--- Begin DATASET RECORDS ---

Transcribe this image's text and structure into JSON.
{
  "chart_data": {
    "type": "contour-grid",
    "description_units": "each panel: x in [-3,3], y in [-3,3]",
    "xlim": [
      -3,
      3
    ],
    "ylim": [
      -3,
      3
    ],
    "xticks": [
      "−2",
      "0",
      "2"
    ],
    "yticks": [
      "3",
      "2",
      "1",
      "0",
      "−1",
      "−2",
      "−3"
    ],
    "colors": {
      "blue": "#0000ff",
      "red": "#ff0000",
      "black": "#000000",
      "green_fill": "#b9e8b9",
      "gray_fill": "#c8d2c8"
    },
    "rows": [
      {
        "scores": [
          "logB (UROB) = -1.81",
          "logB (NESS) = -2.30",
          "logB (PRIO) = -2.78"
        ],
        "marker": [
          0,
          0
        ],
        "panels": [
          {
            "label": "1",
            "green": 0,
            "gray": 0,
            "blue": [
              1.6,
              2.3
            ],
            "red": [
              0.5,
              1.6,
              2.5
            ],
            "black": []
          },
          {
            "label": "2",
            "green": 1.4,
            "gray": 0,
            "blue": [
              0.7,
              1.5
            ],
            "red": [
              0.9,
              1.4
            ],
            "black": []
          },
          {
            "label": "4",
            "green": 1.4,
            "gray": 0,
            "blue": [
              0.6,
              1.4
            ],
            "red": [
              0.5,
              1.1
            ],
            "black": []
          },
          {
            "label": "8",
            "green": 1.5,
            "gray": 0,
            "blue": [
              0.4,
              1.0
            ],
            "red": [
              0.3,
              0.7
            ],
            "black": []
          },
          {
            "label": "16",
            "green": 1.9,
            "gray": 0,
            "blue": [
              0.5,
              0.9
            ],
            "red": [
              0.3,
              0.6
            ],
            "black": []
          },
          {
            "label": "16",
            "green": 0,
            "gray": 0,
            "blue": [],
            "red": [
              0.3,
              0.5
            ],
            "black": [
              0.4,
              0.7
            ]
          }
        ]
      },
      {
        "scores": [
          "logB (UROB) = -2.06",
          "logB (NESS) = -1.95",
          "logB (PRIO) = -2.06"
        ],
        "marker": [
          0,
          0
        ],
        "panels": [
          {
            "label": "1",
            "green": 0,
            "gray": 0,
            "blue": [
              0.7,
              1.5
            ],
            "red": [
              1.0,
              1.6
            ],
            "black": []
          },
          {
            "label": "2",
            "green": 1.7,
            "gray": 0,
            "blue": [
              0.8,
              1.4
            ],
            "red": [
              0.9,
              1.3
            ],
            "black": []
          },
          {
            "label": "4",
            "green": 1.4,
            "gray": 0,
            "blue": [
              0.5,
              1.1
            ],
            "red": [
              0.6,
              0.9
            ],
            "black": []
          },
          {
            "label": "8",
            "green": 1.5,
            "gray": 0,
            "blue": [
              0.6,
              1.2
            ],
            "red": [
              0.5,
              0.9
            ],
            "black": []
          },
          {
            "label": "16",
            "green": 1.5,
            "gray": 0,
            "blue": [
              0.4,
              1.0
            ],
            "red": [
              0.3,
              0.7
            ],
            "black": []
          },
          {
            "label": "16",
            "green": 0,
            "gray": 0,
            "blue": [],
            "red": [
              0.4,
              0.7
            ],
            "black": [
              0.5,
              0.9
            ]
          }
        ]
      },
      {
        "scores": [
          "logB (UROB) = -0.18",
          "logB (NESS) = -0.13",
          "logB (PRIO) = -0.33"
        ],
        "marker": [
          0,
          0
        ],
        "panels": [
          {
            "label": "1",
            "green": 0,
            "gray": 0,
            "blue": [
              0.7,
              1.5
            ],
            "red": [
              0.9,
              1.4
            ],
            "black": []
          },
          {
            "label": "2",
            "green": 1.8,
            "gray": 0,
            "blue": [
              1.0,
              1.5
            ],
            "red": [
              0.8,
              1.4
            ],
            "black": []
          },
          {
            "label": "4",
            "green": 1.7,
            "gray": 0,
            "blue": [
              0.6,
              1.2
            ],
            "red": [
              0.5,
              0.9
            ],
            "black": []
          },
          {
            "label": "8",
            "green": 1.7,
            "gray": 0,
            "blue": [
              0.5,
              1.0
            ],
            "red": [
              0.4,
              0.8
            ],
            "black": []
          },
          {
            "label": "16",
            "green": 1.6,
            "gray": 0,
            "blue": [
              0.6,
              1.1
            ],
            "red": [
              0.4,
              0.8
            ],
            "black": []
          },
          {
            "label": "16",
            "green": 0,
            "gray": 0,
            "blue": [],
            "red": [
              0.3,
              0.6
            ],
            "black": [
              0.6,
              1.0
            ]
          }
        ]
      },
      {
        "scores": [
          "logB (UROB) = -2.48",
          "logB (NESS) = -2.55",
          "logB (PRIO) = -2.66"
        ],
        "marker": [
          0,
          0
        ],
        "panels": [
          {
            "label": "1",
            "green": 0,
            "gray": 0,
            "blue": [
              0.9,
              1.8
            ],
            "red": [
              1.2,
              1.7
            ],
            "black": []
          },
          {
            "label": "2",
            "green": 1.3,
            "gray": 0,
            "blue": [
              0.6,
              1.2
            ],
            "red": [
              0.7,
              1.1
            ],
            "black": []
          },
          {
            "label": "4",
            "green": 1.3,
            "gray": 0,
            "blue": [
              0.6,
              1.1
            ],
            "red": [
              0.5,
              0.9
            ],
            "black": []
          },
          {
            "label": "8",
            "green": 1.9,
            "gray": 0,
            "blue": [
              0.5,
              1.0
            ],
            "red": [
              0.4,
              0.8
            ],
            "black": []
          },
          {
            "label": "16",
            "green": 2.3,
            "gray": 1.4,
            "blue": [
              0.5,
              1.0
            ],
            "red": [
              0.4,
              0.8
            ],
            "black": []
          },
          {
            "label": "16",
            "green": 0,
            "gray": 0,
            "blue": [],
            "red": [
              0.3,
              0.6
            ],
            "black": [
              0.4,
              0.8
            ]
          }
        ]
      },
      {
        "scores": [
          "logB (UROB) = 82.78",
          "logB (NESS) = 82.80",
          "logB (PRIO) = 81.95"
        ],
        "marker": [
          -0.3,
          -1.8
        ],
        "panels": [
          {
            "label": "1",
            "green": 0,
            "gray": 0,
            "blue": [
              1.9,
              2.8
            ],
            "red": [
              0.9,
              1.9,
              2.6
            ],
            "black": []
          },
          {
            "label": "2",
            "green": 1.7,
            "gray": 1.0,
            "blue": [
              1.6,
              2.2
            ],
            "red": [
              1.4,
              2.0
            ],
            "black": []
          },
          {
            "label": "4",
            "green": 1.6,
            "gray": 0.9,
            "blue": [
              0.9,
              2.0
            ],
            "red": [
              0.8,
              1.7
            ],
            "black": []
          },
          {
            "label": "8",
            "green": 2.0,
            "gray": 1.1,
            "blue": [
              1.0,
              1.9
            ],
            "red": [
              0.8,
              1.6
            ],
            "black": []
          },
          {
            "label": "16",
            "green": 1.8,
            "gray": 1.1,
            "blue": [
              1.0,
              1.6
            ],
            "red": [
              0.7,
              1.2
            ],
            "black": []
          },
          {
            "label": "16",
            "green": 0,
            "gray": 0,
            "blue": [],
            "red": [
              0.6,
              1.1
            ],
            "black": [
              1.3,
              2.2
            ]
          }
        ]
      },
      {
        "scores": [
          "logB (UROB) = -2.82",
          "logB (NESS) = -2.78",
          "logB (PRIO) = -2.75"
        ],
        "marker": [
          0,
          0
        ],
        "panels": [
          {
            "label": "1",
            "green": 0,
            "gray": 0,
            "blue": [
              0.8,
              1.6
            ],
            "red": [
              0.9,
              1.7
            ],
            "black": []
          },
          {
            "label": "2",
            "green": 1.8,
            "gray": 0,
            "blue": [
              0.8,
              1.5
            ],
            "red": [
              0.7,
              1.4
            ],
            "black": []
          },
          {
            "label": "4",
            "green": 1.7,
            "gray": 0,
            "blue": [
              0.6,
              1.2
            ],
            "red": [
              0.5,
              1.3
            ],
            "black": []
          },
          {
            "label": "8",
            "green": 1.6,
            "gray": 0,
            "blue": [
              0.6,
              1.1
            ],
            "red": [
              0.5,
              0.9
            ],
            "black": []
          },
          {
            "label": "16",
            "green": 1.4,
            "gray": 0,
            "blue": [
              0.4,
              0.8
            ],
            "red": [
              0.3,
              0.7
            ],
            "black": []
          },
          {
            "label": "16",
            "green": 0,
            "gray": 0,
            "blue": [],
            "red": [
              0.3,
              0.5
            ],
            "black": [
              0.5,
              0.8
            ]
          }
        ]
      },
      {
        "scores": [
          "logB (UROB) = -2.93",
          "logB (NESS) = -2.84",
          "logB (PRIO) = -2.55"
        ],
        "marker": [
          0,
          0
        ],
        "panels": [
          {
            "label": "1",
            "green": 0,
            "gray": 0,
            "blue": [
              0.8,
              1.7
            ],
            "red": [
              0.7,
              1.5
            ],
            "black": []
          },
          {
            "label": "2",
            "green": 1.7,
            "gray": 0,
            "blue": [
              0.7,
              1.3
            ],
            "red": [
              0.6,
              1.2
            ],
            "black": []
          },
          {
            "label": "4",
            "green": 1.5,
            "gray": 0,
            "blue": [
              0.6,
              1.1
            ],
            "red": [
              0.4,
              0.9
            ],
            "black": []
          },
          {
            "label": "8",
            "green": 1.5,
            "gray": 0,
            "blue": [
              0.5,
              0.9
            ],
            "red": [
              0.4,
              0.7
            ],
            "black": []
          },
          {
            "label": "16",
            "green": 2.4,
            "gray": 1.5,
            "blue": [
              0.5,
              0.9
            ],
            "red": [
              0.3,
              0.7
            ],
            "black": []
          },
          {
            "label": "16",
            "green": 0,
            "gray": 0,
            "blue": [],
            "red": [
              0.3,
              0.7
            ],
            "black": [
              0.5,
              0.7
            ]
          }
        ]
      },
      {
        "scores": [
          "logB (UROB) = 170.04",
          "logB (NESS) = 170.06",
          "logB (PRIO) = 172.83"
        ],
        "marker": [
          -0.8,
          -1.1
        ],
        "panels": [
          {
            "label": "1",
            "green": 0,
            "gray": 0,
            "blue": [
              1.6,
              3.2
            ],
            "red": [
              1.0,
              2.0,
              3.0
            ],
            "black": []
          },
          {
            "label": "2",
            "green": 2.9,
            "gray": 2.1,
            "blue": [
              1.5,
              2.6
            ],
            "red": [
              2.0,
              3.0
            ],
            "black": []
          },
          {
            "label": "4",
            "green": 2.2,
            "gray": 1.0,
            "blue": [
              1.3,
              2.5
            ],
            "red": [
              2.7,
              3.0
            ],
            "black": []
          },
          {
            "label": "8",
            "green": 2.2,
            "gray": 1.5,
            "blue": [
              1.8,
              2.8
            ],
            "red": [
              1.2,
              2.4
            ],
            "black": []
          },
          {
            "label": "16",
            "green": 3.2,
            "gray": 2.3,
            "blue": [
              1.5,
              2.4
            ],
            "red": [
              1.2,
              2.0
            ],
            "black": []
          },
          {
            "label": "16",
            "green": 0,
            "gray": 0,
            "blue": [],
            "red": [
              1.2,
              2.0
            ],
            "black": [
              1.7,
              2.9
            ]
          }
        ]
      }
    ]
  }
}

--- End DATASET RECORDS ---

WORK TO DO = Copy every line above that includes the string "PRIO".

RESULT OF THIS EXERCISE =
          "logB (PRIO) = -2.78"
          "logB (PRIO) = -2.06"
          "logB (PRIO) = -0.33"
          "logB (PRIO) = -2.66"
          "logB (PRIO) = 81.95"
          "logB (PRIO) = -2.75"
          "logB (PRIO) = -2.55"
          "logB (PRIO) = 172.83"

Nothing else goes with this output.